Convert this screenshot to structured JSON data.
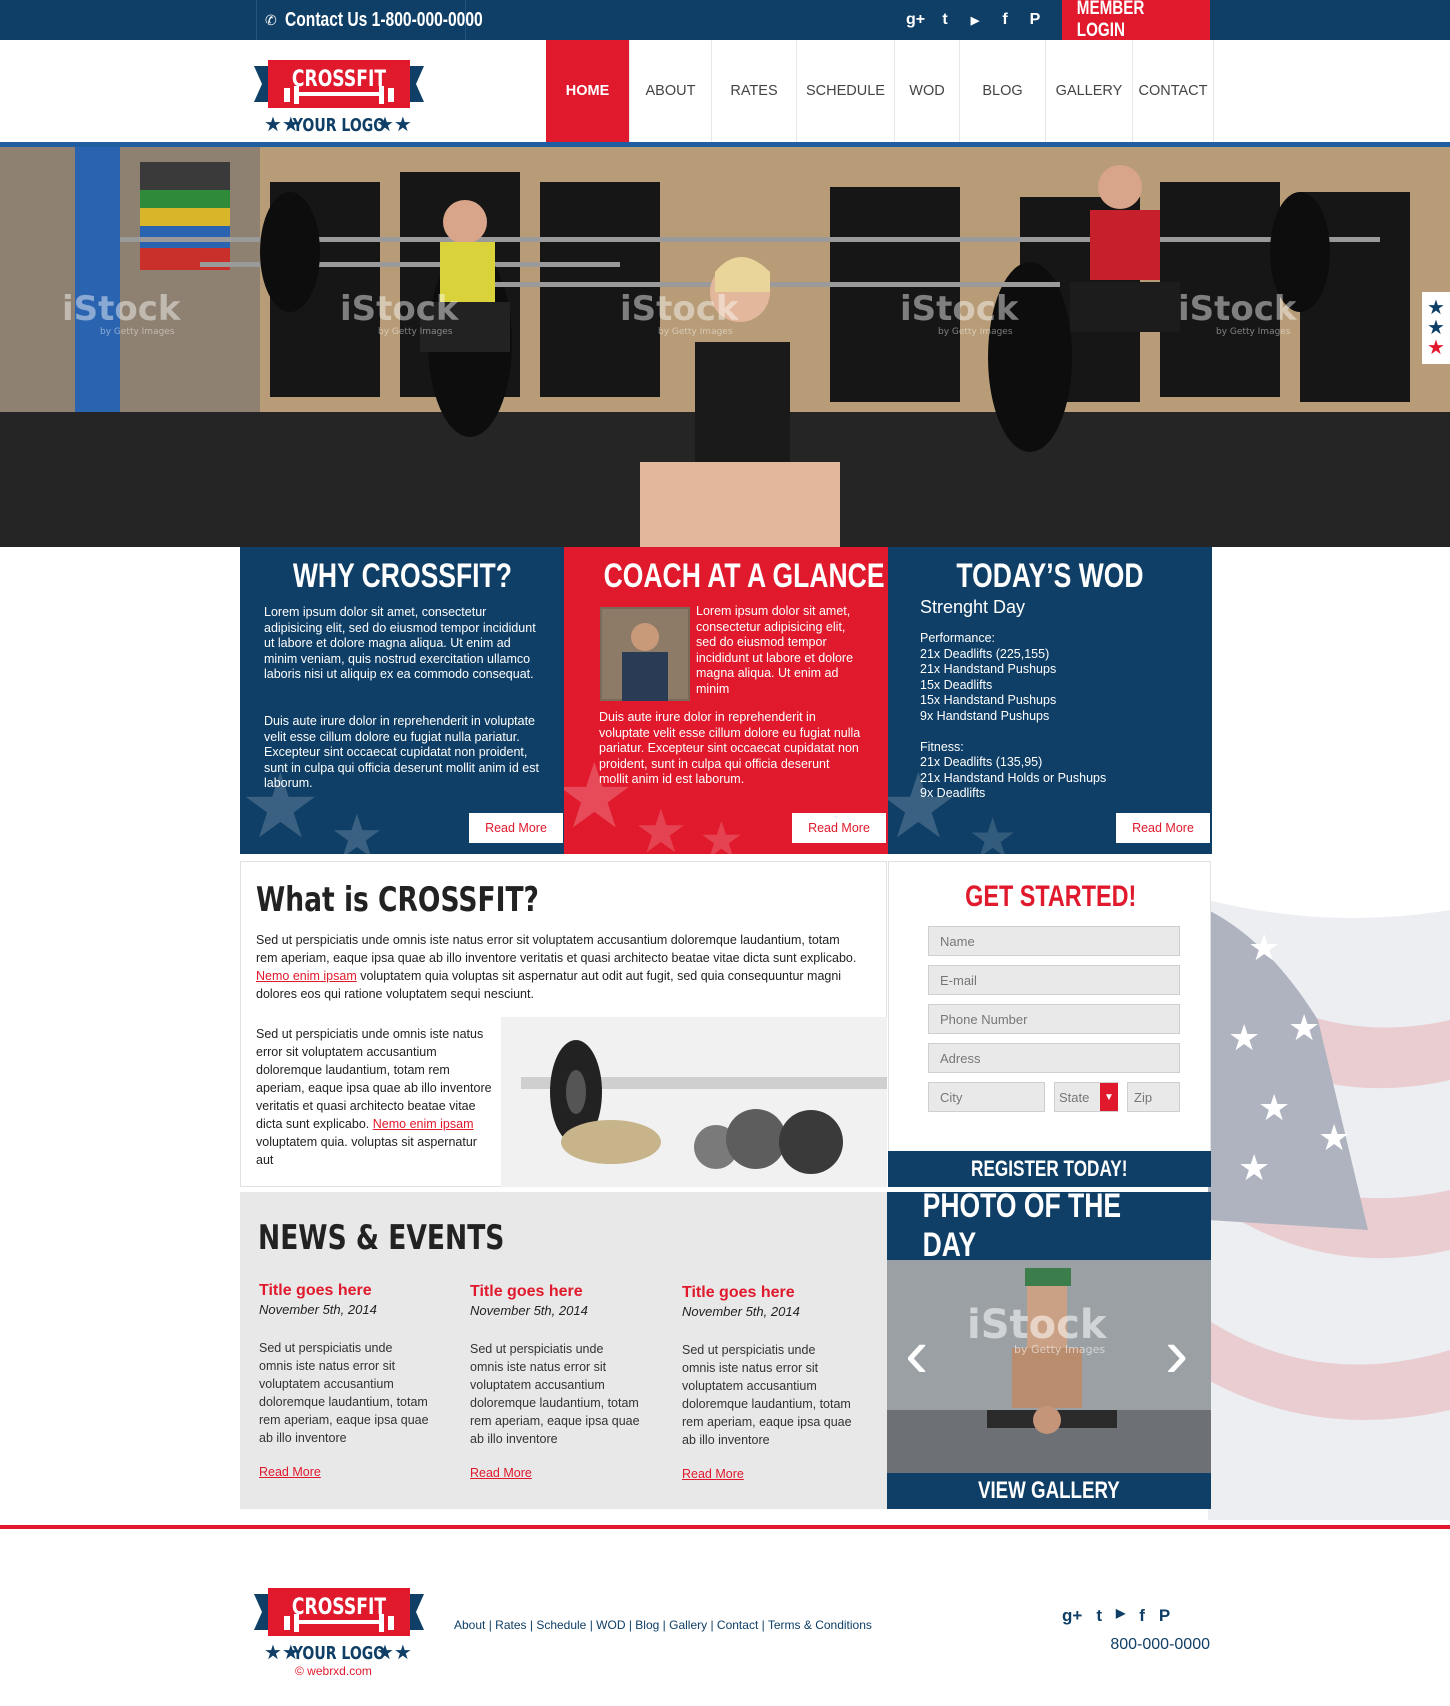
{
  "topbar": {
    "contact_label": "Contact Us 1-800-000-0000",
    "social_icons": [
      "google-plus-icon",
      "twitter-icon",
      "youtube-icon",
      "facebook-icon",
      "pinterest-icon"
    ],
    "social_glyphs": [
      "g+",
      "t",
      "▶",
      "f",
      "P"
    ],
    "member_login": "MEMBER LOGIN"
  },
  "logo": {
    "top_text": "CROSSFIT",
    "bottom_text": "YOUR LOGO"
  },
  "nav": {
    "items": [
      "HOME",
      "ABOUT",
      "RATES",
      "SCHEDULE",
      "WOD",
      "BLOG",
      "GALLERY",
      "CONTACT"
    ],
    "active": "HOME"
  },
  "hero": {
    "watermark": "iStock",
    "watermark_sub": "by Getty Images"
  },
  "boxes": {
    "why": {
      "title": "WHY CROSSFIT?",
      "p1": "Lorem ipsum dolor sit amet, consectetur adipisicing elit, sed do eiusmod tempor incididunt ut labore et dolore magna aliqua. Ut enim ad minim veniam, quis nostrud exercitation ullamco laboris nisi ut aliquip ex ea commodo consequat.",
      "p2": "Duis aute irure dolor in reprehenderit in voluptate velit esse cillum dolore eu fugiat nulla pariatur. Excepteur sint occaecat cupidatat non proident, sunt in culpa qui officia deserunt mollit anim id est laborum.",
      "read_more": "Read More"
    },
    "coach": {
      "title": "COACH AT A GLANCE",
      "p1": "Lorem ipsum dolor sit amet, consectetur adipisicing elit, sed do eiusmod tempor incididunt ut labore et dolore magna aliqua. Ut enim ad minim",
      "p2": "Duis aute irure dolor in reprehenderit in voluptate velit esse cillum dolore eu fugiat nulla pariatur. Excepteur sint occaecat cupidatat non proident, sunt in culpa qui officia deserunt mollit anim id est laborum.",
      "read_more": "Read More"
    },
    "wod": {
      "title": "TODAY’S WOD",
      "subtitle": "Strenght Day",
      "performance_label": "Performance:",
      "performance": [
        "21x Deadlifts (225,155)",
        "21x Handstand Pushups",
        "15x Deadlifts",
        "15x Handstand Pushups",
        "9x Handstand Pushups"
      ],
      "fitness_label": "Fitness:",
      "fitness": [
        "21x Deadlifts (135,95)",
        "21x Handstand Holds or Pushups",
        "9x Deadlifts"
      ],
      "read_more": "Read More"
    }
  },
  "what": {
    "title": "What is CROSSFIT?",
    "p1_a": "Sed ut perspiciatis unde omnis iste natus error sit voluptatem accusantium doloremque laudantium, totam rem aperiam, eaque ipsa quae ab illo inventore veritatis et quasi architecto beatae vitae dicta sunt explicabo.",
    "p1_link": "Nemo enim ipsam",
    "p1_b": "voluptatem quia voluptas sit aspernatur aut odit aut fugit, sed quia consequuntur magni dolores eos qui ratione voluptatem sequi nesciunt.",
    "p2_a": "Sed ut perspiciatis unde omnis iste natus error sit voluptatem accusantium doloremque laudantium, totam rem aperiam, eaque ipsa quae ab illo inventore veritatis et quasi architecto beatae vitae dicta sunt explicabo.",
    "p2_link": "Nemo enim ipsam",
    "p2_b": "voluptatem quia. voluptas sit aspernatur aut"
  },
  "form": {
    "title": "GET STARTED!",
    "name": "Name",
    "email": "E-mail",
    "phone": "Phone Number",
    "address": "Adress",
    "city": "City",
    "state": "State",
    "zip": "Zip",
    "submit": "REGISTER TODAY!"
  },
  "news": {
    "title": "NEWS & EVENTS",
    "items": [
      {
        "title": "Title goes here",
        "date": "November 5th, 2014",
        "body": "Sed ut perspiciatis unde omnis iste natus error sit voluptatem accusantium doloremque laudantium, totam rem aperiam, eaque ipsa quae ab illo inventore",
        "read_more": "Read More"
      },
      {
        "title": "Title goes here",
        "date": "November 5th, 2014",
        "body": "Sed ut perspiciatis unde omnis iste natus error sit voluptatem accusantium doloremque laudantium, totam rem aperiam, eaque ipsa quae ab illo inventore",
        "read_more": "Read More"
      },
      {
        "title": "Title goes here",
        "date": "November 5th, 2014",
        "body": "Sed ut perspiciatis unde omnis iste natus error sit voluptatem accusantium doloremque laudantium, totam rem aperiam, eaque ipsa quae ab illo inventore",
        "read_more": "Read More"
      }
    ]
  },
  "photo": {
    "title": "PHOTO OF THE DAY",
    "view_gallery": "VIEW GALLERY",
    "prev": "‹",
    "next": "›"
  },
  "footer": {
    "links": [
      "About",
      "Rates",
      "Schedule",
      "WOD",
      "Blog",
      "Gallery",
      "Contact",
      "Terms & Conditions"
    ],
    "copyright": "© webrxd.com",
    "phone": "800-000-0000"
  },
  "colors": {
    "brand_blue": "#0f3f66",
    "brand_red": "#e0192c"
  }
}
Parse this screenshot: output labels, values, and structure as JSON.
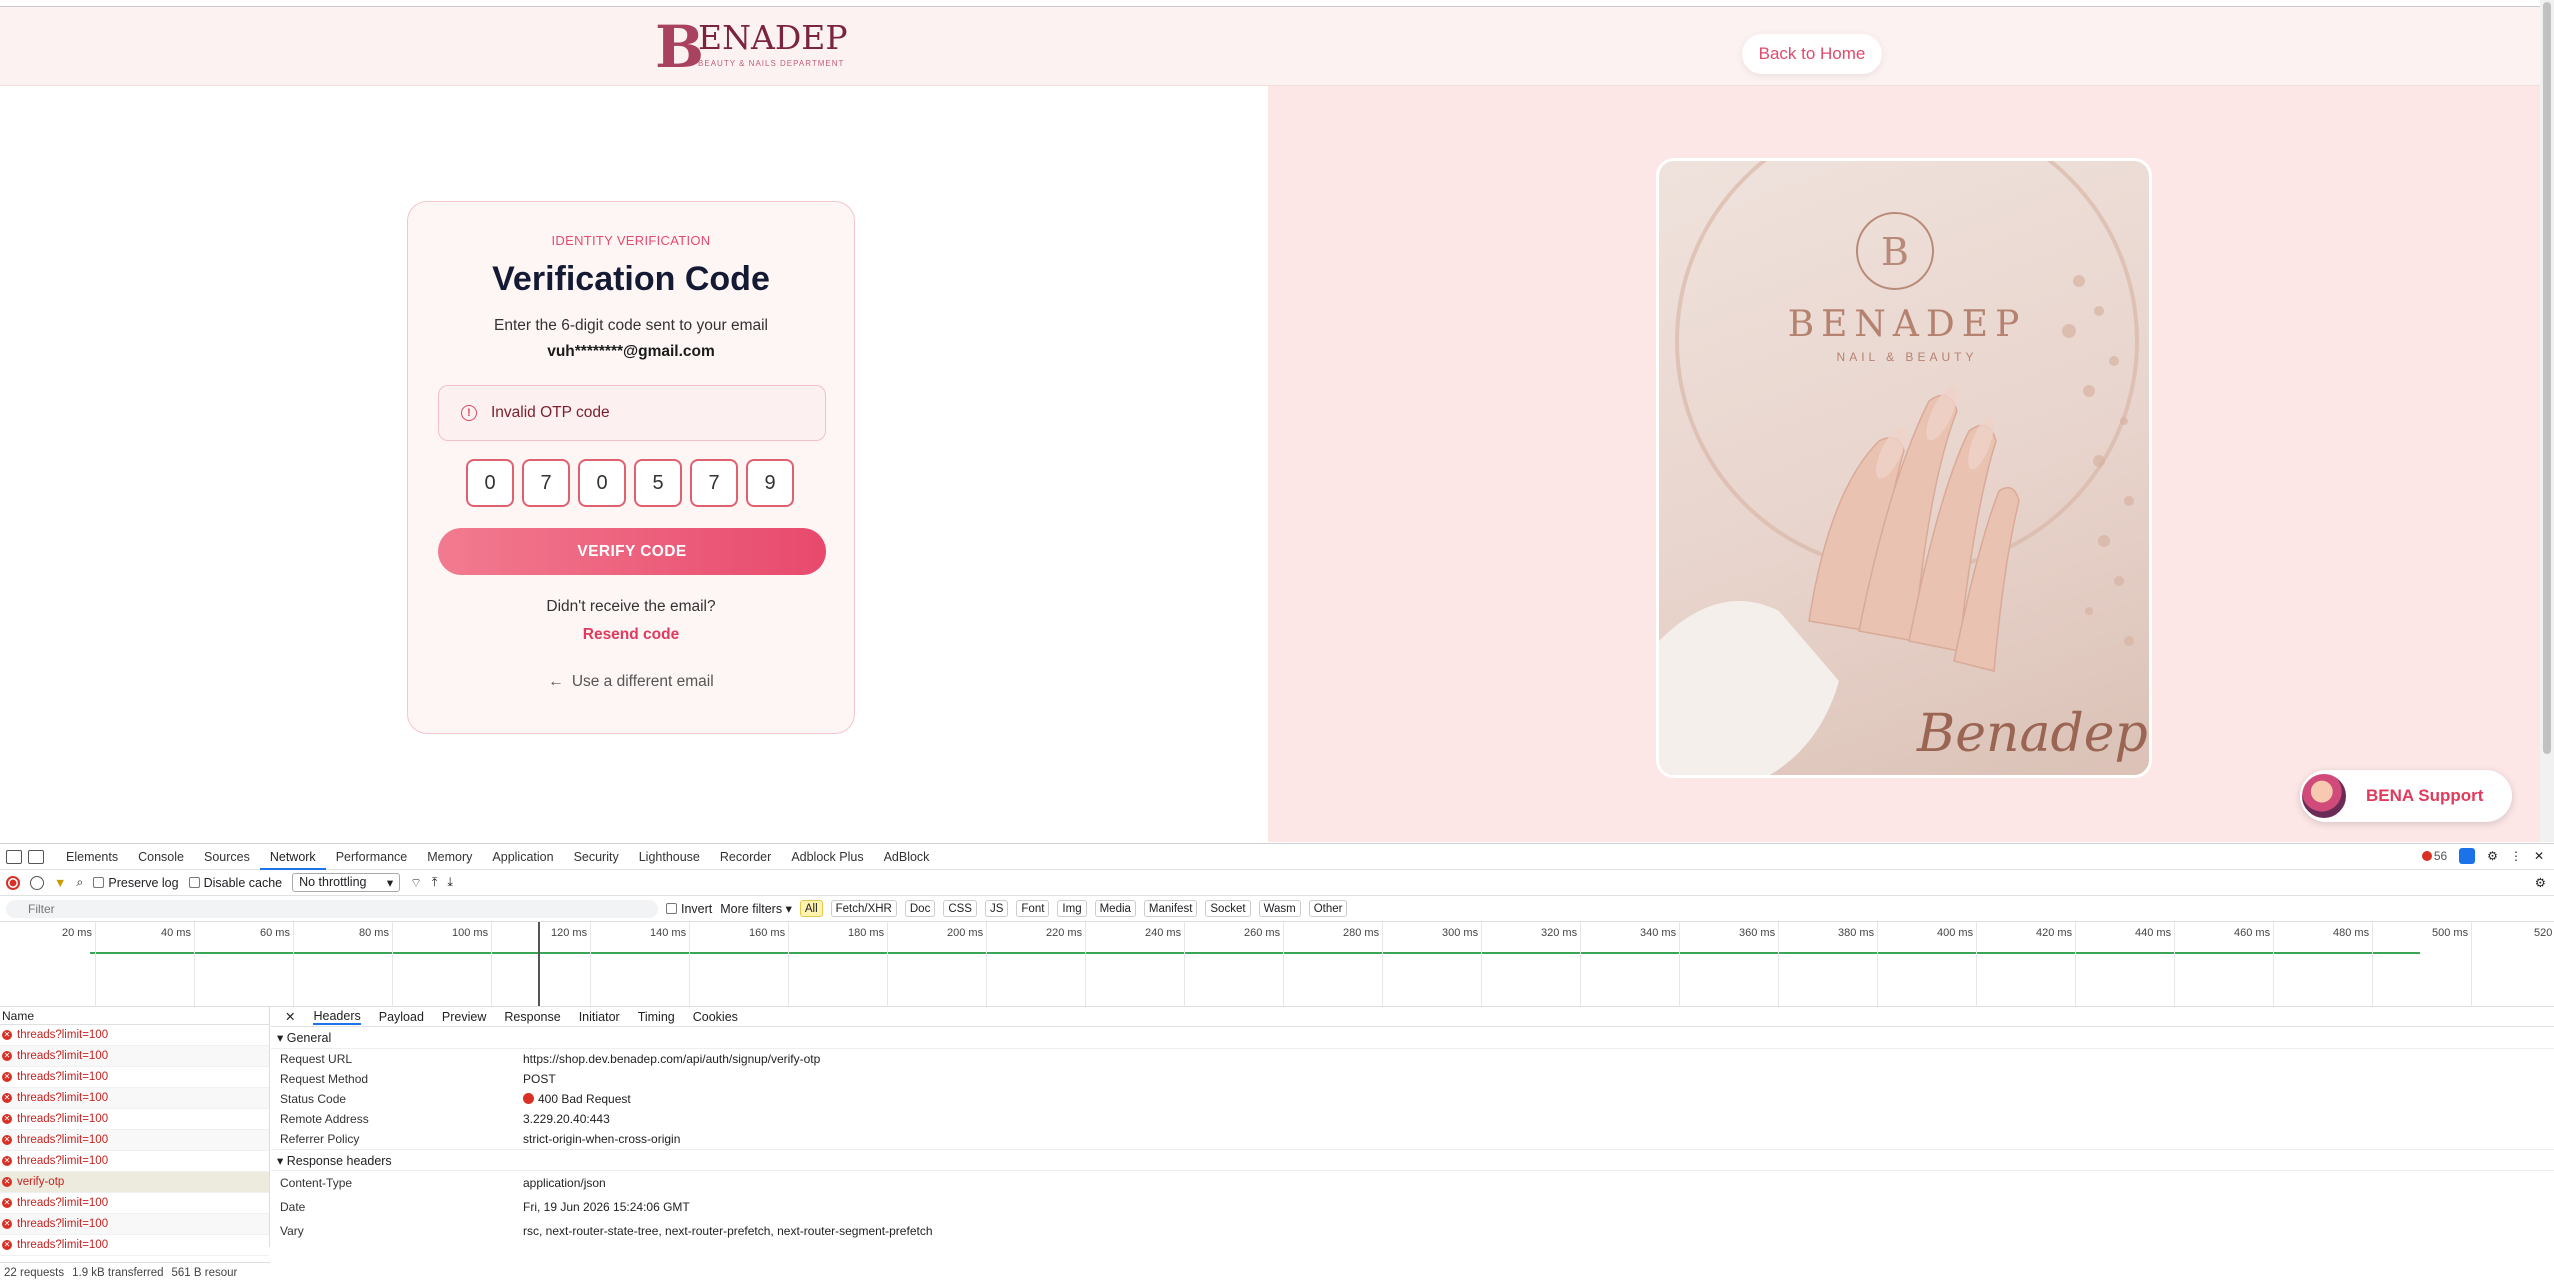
{
  "header": {
    "logo_letter": "B",
    "logo_text": "ENADEP",
    "logo_tagline": "BEAUTY & NAILS DEPARTMENT",
    "back_button": "Back to Home"
  },
  "card": {
    "eyebrow": "IDENTITY VERIFICATION",
    "title": "Verification Code",
    "subtitle": "Enter the 6-digit code sent to your email",
    "email": "vuh********@gmail.com",
    "error_icon": "alert-circle-icon",
    "error_message": "Invalid OTP code",
    "otp_digits": [
      "0",
      "7",
      "0",
      "5",
      "7",
      "9"
    ],
    "verify_button": "VERIFY CODE",
    "didnt_receive": "Didn't receive the email?",
    "resend": "Resend code",
    "different_email": "Use a different email",
    "back_arrow": "←"
  },
  "hero_image": {
    "brand": "BENADEP",
    "brand_sub": "NAIL & BEAUTY",
    "signature": "Benadep"
  },
  "support": {
    "label": "BENA Support"
  },
  "devtools": {
    "tabs": [
      "Elements",
      "Console",
      "Sources",
      "Network",
      "Performance",
      "Memory",
      "Application",
      "Security",
      "Lighthouse",
      "Recorder",
      "Adblock Plus",
      "AdBlock"
    ],
    "active_tab": "Network",
    "error_count": "56",
    "toolbar": {
      "preserve_log": "Preserve log",
      "disable_cache": "Disable cache",
      "throttling": "No throttling"
    },
    "filter": {
      "placeholder": "Filter",
      "invert": "Invert",
      "more_filters": "More filters",
      "types": [
        "All",
        "Fetch/XHR",
        "Doc",
        "CSS",
        "JS",
        "Font",
        "Img",
        "Media",
        "Manifest",
        "Socket",
        "Wasm",
        "Other"
      ]
    },
    "timeline_ticks": [
      "20 ms",
      "40 ms",
      "60 ms",
      "80 ms",
      "100 ms",
      "120 ms",
      "140 ms",
      "160 ms",
      "180 ms",
      "200 ms",
      "220 ms",
      "240 ms",
      "260 ms",
      "280 ms",
      "300 ms",
      "320 ms",
      "340 ms",
      "360 ms",
      "380 ms",
      "400 ms",
      "420 ms",
      "440 ms",
      "460 ms",
      "480 ms",
      "500 ms",
      "520"
    ],
    "name_header": "Name",
    "requests": [
      "threads?limit=100",
      "threads?limit=100",
      "threads?limit=100",
      "threads?limit=100",
      "threads?limit=100",
      "threads?limit=100",
      "threads?limit=100",
      "verify-otp",
      "threads?limit=100",
      "threads?limit=100",
      "threads?limit=100"
    ],
    "detail_tabs": [
      "Headers",
      "Payload",
      "Preview",
      "Response",
      "Initiator",
      "Timing",
      "Cookies"
    ],
    "general_title": "General",
    "general": [
      {
        "k": "Request URL",
        "v": "https://shop.dev.benadep.com/api/auth/signup/verify-otp"
      },
      {
        "k": "Request Method",
        "v": "POST"
      },
      {
        "k": "Status Code",
        "v": "400 Bad Request"
      },
      {
        "k": "Remote Address",
        "v": "3.229.20.40:443"
      },
      {
        "k": "Referrer Policy",
        "v": "strict-origin-when-cross-origin"
      }
    ],
    "response_title": "Response headers",
    "response": [
      {
        "k": "Content-Type",
        "v": "application/json"
      },
      {
        "k": "Date",
        "v": "Fri, 19 Jun 2026 15:24:06 GMT"
      },
      {
        "k": "Vary",
        "v": "rsc, next-router-state-tree, next-router-prefetch, next-router-segment-prefetch"
      }
    ],
    "status": {
      "requests": "22 requests",
      "transferred": "1.9 kB transferred",
      "resources": "561 B resour"
    }
  },
  "colors": {
    "accent": "#e8496c",
    "header_bg": "#fdf2f2",
    "right_panel_bg": "#fce6e6",
    "error": "#d93025"
  }
}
============
Copy each line that contains the word "veritatis".

**Correct response**
    "p1_a": "Sed ut perspiciatis unde omnis iste natus error sit voluptatem accusantium doloremque laudantium, totam rem aperiam, eaque ipsa quae ab illo inventore veritatis et quasi architecto beatae vitae dicta sunt explicabo.",
    "p2_a": "Sed ut perspiciatis unde omnis iste natus error sit voluptatem accusantium doloremque laudantium, totam rem aperiam, eaque ipsa quae ab illo inventore veritatis et quasi architecto beatae vitae dicta sunt explicabo.",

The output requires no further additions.